→ The task: Can the data below be set down again exactly, line for line?

→ Data for the task:
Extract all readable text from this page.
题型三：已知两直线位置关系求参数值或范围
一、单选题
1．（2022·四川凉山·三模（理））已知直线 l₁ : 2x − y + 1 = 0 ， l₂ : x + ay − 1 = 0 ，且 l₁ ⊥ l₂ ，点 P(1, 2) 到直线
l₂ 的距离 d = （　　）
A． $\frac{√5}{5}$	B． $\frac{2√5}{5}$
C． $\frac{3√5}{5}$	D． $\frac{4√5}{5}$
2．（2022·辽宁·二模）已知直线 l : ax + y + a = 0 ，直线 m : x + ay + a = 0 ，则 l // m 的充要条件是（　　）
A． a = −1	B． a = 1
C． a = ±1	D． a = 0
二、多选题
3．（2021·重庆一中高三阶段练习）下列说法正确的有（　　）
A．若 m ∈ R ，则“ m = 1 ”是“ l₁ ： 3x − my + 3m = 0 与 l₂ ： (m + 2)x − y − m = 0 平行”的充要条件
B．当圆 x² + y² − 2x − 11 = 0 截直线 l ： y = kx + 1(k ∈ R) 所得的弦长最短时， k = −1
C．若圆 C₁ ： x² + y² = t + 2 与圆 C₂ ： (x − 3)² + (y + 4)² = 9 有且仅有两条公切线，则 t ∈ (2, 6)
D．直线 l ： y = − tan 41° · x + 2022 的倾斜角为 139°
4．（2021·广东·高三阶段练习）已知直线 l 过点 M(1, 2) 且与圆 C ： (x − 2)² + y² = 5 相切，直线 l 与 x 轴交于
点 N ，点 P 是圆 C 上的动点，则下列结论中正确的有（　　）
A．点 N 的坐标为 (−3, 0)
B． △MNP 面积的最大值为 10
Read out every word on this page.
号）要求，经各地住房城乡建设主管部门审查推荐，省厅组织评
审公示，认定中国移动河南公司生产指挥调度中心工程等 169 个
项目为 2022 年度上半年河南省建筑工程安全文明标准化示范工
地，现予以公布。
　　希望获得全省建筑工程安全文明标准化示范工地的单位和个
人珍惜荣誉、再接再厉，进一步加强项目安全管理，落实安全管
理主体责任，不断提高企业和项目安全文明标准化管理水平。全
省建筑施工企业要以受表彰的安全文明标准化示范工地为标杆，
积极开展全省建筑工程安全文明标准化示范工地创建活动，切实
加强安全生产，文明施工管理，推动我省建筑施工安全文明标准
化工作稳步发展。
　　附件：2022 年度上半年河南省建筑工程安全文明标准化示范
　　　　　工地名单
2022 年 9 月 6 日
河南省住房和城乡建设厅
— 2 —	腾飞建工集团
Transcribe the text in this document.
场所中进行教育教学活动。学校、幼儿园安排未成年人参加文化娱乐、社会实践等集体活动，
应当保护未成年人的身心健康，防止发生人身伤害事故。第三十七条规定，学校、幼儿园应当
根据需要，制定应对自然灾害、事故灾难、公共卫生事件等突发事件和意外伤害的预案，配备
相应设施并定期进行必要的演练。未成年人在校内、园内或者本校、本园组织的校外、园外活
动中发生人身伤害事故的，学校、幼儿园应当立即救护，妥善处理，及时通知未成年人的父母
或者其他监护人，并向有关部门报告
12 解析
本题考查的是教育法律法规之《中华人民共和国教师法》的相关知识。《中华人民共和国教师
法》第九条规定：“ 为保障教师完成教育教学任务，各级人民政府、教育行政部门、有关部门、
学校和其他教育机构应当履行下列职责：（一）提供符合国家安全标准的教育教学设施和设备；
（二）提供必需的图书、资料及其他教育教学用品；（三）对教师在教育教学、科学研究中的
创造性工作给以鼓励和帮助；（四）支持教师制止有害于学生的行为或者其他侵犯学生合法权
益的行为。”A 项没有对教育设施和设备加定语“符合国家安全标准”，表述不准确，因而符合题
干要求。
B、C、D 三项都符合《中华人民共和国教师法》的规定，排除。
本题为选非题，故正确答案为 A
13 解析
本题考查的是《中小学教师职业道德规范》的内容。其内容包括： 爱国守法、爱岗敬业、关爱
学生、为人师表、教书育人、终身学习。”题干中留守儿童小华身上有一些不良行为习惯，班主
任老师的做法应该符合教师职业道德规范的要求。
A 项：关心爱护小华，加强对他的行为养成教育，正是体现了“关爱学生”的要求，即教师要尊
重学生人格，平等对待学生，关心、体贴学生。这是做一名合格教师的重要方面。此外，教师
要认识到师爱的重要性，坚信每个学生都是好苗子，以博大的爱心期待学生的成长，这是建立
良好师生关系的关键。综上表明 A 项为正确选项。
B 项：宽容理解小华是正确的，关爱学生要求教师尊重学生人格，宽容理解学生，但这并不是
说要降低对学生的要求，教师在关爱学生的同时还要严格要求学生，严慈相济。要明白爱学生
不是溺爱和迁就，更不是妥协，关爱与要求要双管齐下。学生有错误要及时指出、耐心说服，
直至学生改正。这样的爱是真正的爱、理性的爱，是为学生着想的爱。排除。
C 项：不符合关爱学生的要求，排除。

→ Solved exercise:
Extract all readable text from this page.
题型三：已知两直线位置关系求参数值或范围
一、单选题
1．（2022·四川凉山·三模（理））已知直线 l₁ : 2x − y + 1 = 0 ， l₂ : x + ay − 1 = 0 ，且 l₁ ⊥ l₂ ，点 P(1, 2) 到直线
l₂ 的距离 d = （　　）
A． $\frac{√5}{5}$	B． $\frac{2√5}{5}$
C． $\frac{3√5}{5}$	D． $\frac{4√5}{5}$
2．（2022·辽宁·二模）已知直线 l : ax + y + a = 0 ，直线 m : x + ay + a = 0 ，则 l // m 的充要条件是（　　）
A． a = −1	B． a = 1
C． a = ±1	D． a = 0
二、多选题
3．（2021·重庆一中高三阶段练习）下列说法正确的有（　　）
A．若 m ∈ R ，则“ m = 1 ”是“ l₁ ： 3x − my + 3m = 0 与 l₂ ： (m + 2)x − y − m = 0 平行”的充要条件
B．当圆 x² + y² − 2x − 11 = 0 截直线 l ： y = kx + 1(k ∈ R) 所得的弦长最短时， k = −1
C．若圆 C₁ ： x² + y² = t + 2 与圆 C₂ ： (x − 3)² + (y + 4)² = 9 有且仅有两条公切线，则 t ∈ (2, 6)
D．直线 l ： y = − tan 41° · x + 2022 的倾斜角为 139°
4．（2021·广东·高三阶段练习）已知直线 l 过点 M(1, 2) 且与圆 C ： (x − 2)² + y² = 5 相切，直线 l 与 x 轴交于
点 N ，点 P 是圆 C 上的动点，则下列结论中正确的有（　　）
A．点 N 的坐标为 (−3, 0)
B． △MNP 面积的最大值为 10
Read out every word on this page.
号）要求，经各地住房城乡建设主管部门审查推荐，省厅组织评
审公示，认定中国移动河南公司生产指挥调度中心工程等 169 个
项目为 2022 年度上半年河南省建筑工程安全文明标准化示范工
地，现予以公布。
　　希望获得全省建筑工程安全文明标准化示范工地的单位和个
人珍惜荣誉、再接再厉，进一步加强项目安全管理，落实安全管
理主体责任，不断提高企业和项目安全文明标准化管理水平。全
省建筑施工企业要以受表彰的安全文明标准化示范工地为标杆，
积极开展全省建筑工程安全文明标准化示范工地创建活动，切实
加强安全生产，文明施工管理，推动我省建筑施工安全文明标准
化工作稳步发展。
　　附件：2022 年度上半年河南省建筑工程安全文明标准化示范
　　　　　工地名单
2022 年 9 月 6 日
河南省住房和城乡建设厅
— 2 —	腾飞建工集团
Transcribe the text in this document.
场所中进行教育教学活动。学校、幼儿园安排未成年人参加文化娱乐、社会实践等集体活动，
应当保护未成年人的身心健康，防止发生人身伤害事故。第三十七条规定，学校、幼儿园应当
根据需要，制定应对自然灾害、事故灾难、公共卫生事件等突发事件和意外伤害的预案，配备
相应设施并定期进行必要的演练。未成年人在校内、园内或者本校、本园组织的校外、园外活
动中发生人身伤害事故的，学校、幼儿园应当立即救护，妥善处理，及时通知未成年人的父母
或者其他监护人，并向有关部门报告
12 解析
本题考查的是教育法律法规之《中华人民共和国教师法》的相关知识。《中华人民共和国教师
法》第九条规定：“ 为保障教师完成教育教学任务，各级人民政府、教育行政部门、有关部门、
学校和其他教育机构应当履行下列职责：（一）提供符合国家安全标准的教育教学设施和设备；
（二）提供必需的图书、资料及其他教育教学用品；（三）对教师在教育教学、科学研究中的
创造性工作给以鼓励和帮助；（四）支持教师制止有害于学生的行为或者其他侵犯学生合法权
益的行为。”A 项没有对教育设施和设备加定语“符合国家安全标准”，表述不准确，因而符合题
干要求。
B、C、D 三项都符合《中华人民共和国教师法》的规定，排除。
本题为选非题，故正确答案为 A
13 解析
本题考查的是《中小学教师职业道德规范》的内容。其内容包括： 爱国守法、爱岗敬业、关爱
学生、为人师表、教书育人、终身学习。”题干中留守儿童小华身上有一些不良行为习惯，班主
任老师的做法应该符合教师职业道德规范的要求。
A 项：关心爱护小华，加强对他的行为养成教育，正是体现了“关爱学生”的要求，即教师要尊
重学生人格，平等对待学生，关心、体贴学生。这是做一名合格教师的重要方面。此外，教师
要认识到师爱的重要性，坚信每个学生都是好苗子，以博大的爱心期待学生的成长，这是建立
良好师生关系的关键。综上表明 A 项为正确选项。
B 项：宽容理解小华是正确的，关爱学生要求教师尊重学生人格，宽容理解学生，但这并不是
说要降低对学生的要求，教师在关爱学生的同时还要严格要求学生，严慈相济。要明白爱学生
不是溺爱和迁就，更不是妥协，关爱与要求要双管齐下。学生有错误要及时指出、耐心说服，
直至学生改正。这样的爱是真正的爱、理性的爱，是为学生着想的爱。排除。
C 项：不符合关爱学生的要求，排除。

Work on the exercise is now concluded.